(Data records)
============

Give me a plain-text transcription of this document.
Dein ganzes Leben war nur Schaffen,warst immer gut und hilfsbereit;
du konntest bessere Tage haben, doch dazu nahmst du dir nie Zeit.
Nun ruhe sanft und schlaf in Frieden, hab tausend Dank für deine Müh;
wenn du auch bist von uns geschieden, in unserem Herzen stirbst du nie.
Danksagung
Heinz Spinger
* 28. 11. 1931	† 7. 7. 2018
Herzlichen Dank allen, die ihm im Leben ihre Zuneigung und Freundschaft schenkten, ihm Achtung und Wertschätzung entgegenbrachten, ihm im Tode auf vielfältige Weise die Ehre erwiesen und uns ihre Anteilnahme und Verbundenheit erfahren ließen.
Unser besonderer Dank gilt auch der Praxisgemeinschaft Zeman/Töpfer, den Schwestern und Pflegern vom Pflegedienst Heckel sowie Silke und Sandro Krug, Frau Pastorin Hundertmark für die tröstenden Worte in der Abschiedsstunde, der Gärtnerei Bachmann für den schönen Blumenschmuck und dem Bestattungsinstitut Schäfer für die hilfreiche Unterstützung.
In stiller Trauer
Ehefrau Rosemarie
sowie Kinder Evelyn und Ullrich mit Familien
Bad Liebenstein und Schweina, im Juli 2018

============

## Exercise details
Identify the lines in the entries above that contain "Leben", then copy them out.

## Answer for the task
Dein ganzes Leben war nur Schaffen,warst immer gut und hilfsbereit;
Herzlichen Dank allen, die ihm im Leben ihre Zuneigung und Freundschaft schenkten, ihm Achtung und Wertschätzung entgegenbrachten, ihm im Tode auf vielfältige Weise die Ehre erwiesen und uns ihre Anteilnahme und Verbundenheit erfahren ließen.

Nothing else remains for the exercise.